To be done: Gather every line from the entries below that includes "annotated".

Available data:
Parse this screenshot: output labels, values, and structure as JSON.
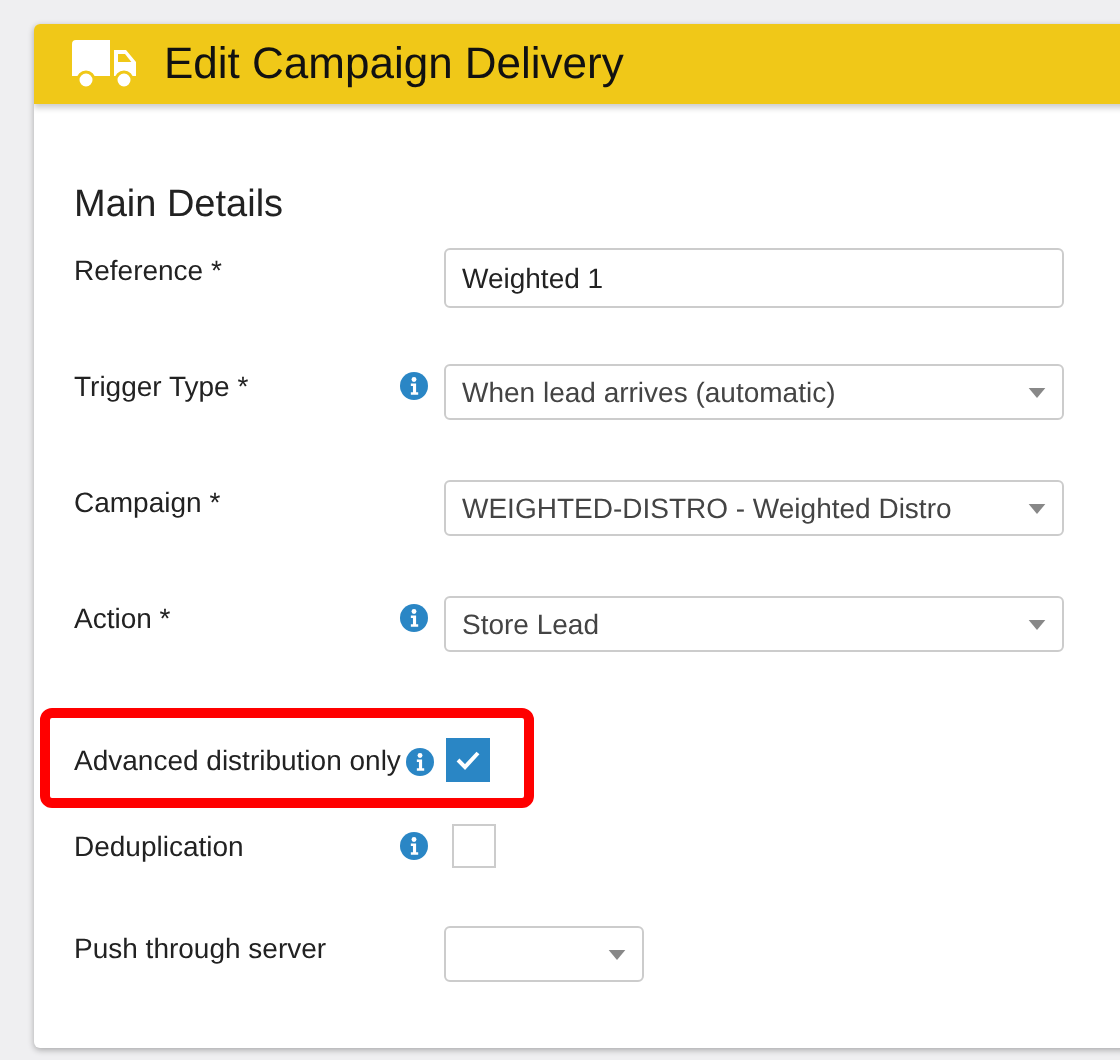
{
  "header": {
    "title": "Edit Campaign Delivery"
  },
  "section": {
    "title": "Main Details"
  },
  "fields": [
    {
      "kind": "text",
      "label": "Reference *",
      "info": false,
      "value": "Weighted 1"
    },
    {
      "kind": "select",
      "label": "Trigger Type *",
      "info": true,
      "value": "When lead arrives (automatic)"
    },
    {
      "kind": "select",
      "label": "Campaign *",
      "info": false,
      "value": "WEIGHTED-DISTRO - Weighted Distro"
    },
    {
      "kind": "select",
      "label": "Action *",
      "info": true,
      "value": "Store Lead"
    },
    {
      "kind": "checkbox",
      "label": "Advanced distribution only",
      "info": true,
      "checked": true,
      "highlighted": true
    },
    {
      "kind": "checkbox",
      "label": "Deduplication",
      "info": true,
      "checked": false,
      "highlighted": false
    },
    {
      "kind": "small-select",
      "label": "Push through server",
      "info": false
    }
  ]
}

==

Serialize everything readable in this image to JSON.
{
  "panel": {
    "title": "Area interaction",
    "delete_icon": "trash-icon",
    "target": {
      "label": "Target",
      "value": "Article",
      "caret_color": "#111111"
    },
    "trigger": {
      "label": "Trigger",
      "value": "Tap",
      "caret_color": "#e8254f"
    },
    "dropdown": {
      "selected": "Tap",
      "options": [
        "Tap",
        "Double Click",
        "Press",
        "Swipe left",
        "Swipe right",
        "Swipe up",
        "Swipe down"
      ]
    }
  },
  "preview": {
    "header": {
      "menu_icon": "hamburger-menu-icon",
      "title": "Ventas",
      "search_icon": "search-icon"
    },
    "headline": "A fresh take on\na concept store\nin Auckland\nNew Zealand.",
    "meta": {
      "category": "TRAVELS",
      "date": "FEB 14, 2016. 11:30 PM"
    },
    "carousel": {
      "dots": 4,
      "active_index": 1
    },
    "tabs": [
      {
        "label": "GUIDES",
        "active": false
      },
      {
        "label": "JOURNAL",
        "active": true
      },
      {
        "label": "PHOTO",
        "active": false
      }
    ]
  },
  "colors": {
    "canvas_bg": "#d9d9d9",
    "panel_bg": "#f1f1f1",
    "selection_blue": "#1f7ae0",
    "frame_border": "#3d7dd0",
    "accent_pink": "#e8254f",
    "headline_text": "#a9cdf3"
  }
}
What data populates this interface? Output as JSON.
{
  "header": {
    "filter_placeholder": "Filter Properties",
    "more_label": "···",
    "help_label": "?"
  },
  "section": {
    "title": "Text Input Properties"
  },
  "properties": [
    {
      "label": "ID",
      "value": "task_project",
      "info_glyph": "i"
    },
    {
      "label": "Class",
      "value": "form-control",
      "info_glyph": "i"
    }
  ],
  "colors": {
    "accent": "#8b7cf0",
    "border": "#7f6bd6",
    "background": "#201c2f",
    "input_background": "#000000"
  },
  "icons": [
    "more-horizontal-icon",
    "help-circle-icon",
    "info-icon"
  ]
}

---

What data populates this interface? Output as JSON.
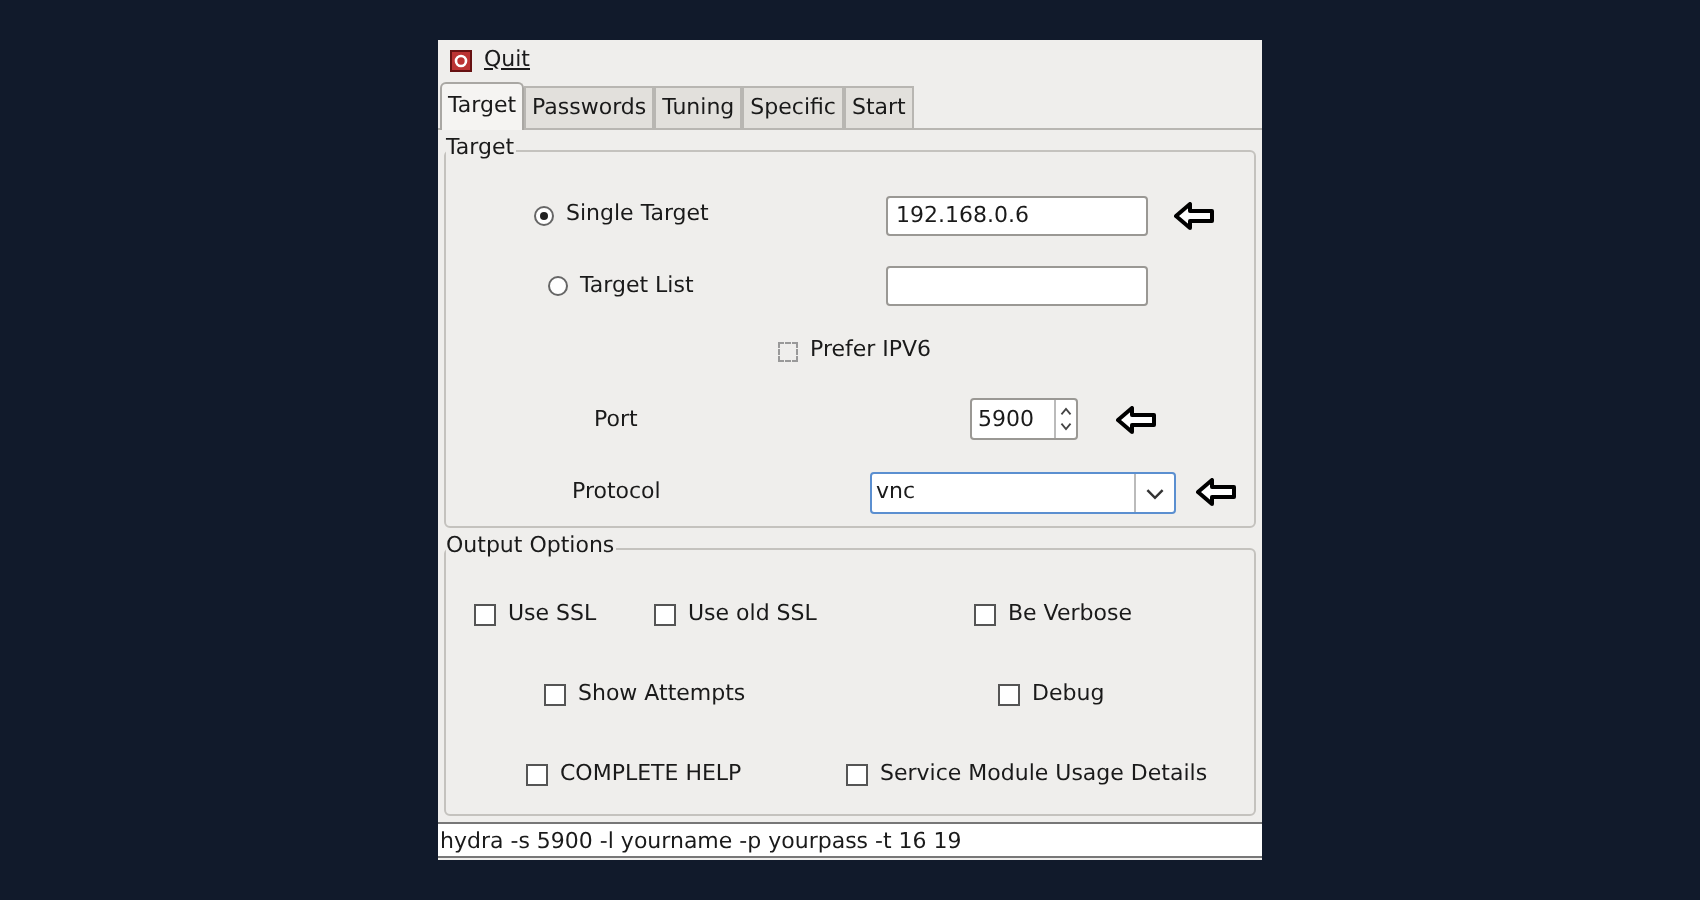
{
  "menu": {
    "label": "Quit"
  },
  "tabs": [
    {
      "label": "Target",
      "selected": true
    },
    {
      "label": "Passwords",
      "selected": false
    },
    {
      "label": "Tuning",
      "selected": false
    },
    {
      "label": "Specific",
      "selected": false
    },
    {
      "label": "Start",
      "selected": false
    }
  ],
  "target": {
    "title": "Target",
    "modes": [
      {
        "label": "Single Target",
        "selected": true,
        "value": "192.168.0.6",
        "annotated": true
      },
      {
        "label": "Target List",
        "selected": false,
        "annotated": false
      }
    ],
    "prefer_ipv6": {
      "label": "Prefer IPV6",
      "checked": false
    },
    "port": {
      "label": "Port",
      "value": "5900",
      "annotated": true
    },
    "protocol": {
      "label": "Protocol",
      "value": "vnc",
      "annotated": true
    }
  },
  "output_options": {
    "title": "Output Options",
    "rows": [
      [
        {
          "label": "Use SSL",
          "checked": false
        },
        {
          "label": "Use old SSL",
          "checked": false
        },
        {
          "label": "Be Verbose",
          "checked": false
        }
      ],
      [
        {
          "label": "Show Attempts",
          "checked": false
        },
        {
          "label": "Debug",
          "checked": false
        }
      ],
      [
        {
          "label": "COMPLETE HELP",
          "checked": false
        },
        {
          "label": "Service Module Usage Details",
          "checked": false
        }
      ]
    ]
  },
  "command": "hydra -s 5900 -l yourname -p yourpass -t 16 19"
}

Solution to this problem:
        "annotated": true
        "annotated": false
      "annotated": true
      "annotated": true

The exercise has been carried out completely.